- Set task -
Retype all the records with nothing changed.

— Start Material shown —

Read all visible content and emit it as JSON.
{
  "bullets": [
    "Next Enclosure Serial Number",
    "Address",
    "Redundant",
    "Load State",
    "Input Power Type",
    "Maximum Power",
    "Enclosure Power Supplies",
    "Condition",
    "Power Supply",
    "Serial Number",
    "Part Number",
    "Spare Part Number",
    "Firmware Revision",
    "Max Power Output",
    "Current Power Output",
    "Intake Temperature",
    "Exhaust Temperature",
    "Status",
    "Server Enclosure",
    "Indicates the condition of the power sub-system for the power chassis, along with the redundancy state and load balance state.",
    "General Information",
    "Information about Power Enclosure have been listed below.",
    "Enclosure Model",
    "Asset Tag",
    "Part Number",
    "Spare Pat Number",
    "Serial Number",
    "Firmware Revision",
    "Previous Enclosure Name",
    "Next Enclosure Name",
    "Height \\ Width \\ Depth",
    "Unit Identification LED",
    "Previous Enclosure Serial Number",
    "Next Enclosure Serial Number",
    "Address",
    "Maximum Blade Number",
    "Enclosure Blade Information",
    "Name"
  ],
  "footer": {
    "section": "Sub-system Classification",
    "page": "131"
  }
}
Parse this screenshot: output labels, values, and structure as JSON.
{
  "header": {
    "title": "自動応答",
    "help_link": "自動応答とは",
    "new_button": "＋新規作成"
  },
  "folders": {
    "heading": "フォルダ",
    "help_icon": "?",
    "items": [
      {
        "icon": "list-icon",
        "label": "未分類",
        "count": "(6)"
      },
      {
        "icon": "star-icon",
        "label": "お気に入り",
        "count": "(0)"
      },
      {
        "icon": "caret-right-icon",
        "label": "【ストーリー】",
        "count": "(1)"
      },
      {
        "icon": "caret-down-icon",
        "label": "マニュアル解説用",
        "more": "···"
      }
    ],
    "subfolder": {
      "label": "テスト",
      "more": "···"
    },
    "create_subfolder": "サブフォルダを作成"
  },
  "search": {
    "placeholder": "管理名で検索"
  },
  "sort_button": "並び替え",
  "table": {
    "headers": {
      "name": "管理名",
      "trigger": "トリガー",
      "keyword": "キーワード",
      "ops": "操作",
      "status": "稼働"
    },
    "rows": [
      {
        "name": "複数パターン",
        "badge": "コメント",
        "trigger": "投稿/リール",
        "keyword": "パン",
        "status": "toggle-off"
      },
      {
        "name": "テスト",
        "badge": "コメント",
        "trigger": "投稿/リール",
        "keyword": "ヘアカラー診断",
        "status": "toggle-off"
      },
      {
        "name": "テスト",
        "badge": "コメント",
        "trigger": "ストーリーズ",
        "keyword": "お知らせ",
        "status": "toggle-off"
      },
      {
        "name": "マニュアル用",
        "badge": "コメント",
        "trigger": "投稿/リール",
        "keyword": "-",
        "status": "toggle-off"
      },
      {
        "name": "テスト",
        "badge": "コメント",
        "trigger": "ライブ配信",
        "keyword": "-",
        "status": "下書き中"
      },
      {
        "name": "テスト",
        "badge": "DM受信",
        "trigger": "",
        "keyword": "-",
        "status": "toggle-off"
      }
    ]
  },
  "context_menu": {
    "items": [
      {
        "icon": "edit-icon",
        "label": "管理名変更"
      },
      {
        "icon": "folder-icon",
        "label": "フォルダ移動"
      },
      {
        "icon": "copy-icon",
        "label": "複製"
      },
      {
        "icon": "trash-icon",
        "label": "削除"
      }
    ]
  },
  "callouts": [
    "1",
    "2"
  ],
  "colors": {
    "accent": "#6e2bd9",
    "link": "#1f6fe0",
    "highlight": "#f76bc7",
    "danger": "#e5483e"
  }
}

— End Material shown —

- Full solution -
Read all visible content and emit it as JSON.
{
  "bullets": [
    "Next Enclosure Serial Number",
    "Address",
    "Redundant",
    "Load State",
    "Input Power Type",
    "Maximum Power",
    "Enclosure Power Supplies",
    "Condition",
    "Power Supply",
    "Serial Number",
    "Part Number",
    "Spare Part Number",
    "Firmware Revision",
    "Max Power Output",
    "Current Power Output",
    "Intake Temperature",
    "Exhaust Temperature",
    "Status",
    "Server Enclosure",
    "Indicates the condition of the power sub-system for the power chassis, along with the redundancy state and load balance state.",
    "General Information",
    "Information about Power Enclosure have been listed below.",
    "Enclosure Model",
    "Asset Tag",
    "Part Number",
    "Spare Pat Number",
    "Serial Number",
    "Firmware Revision",
    "Previous Enclosure Name",
    "Next Enclosure Name",
    "Height \\ Width \\ Depth",
    "Unit Identification LED",
    "Previous Enclosure Serial Number",
    "Next Enclosure Serial Number",
    "Address",
    "Maximum Blade Number",
    "Enclosure Blade Information",
    "Name"
  ],
  "footer": {
    "section": "Sub-system Classification",
    "page": "131"
  }
}
Parse this screenshot: output labels, values, and structure as JSON.
{
  "header": {
    "title": "自動応答",
    "help_link": "自動応答とは",
    "new_button": "＋新規作成"
  },
  "folders": {
    "heading": "フォルダ",
    "help_icon": "?",
    "items": [
      {
        "icon": "list-icon",
        "label": "未分類",
        "count": "(6)"
      },
      {
        "icon": "star-icon",
        "label": "お気に入り",
        "count": "(0)"
      },
      {
        "icon": "caret-right-icon",
        "label": "【ストーリー】",
        "count": "(1)"
      },
      {
        "icon": "caret-down-icon",
        "label": "マニュアル解説用",
        "more": "···"
      }
    ],
    "subfolder": {
      "label": "テスト",
      "more": "···"
    },
    "create_subfolder": "サブフォルダを作成"
  },
  "search": {
    "placeholder": "管理名で検索"
  },
  "sort_button": "並び替え",
  "table": {
    "headers": {
      "name": "管理名",
      "trigger": "トリガー",
      "keyword": "キーワード",
      "ops": "操作",
      "status": "稼働"
    },
    "rows": [
      {
        "name": "複数パターン",
        "badge": "コメント",
        "trigger": "投稿/リール",
        "keyword": "パン",
        "status": "toggle-off"
      },
      {
        "name": "テスト",
        "badge": "コメント",
        "trigger": "投稿/リール",
        "keyword": "ヘアカラー診断",
        "status": "toggle-off"
      },
      {
        "name": "テスト",
        "badge": "コメント",
        "trigger": "ストーリーズ",
        "keyword": "お知らせ",
        "status": "toggle-off"
      },
      {
        "name": "マニュアル用",
        "badge": "コメント",
        "trigger": "投稿/リール",
        "keyword": "-",
        "status": "toggle-off"
      },
      {
        "name": "テスト",
        "badge": "コメント",
        "trigger": "ライブ配信",
        "keyword": "-",
        "status": "下書き中"
      },
      {
        "name": "テスト",
        "badge": "DM受信",
        "trigger": "",
        "keyword": "-",
        "status": "toggle-off"
      }
    ]
  },
  "context_menu": {
    "items": [
      {
        "icon": "edit-icon",
        "label": "管理名変更"
      },
      {
        "icon": "folder-icon",
        "label": "フォルダ移動"
      },
      {
        "icon": "copy-icon",
        "label": "複製"
      },
      {
        "icon": "trash-icon",
        "label": "削除"
      }
    ]
  },
  "callouts": [
    "1",
    "2"
  ],
  "colors": {
    "accent": "#6e2bd9",
    "link": "#1f6fe0",
    "highlight": "#f76bc7",
    "danger": "#e5483e"
  }
}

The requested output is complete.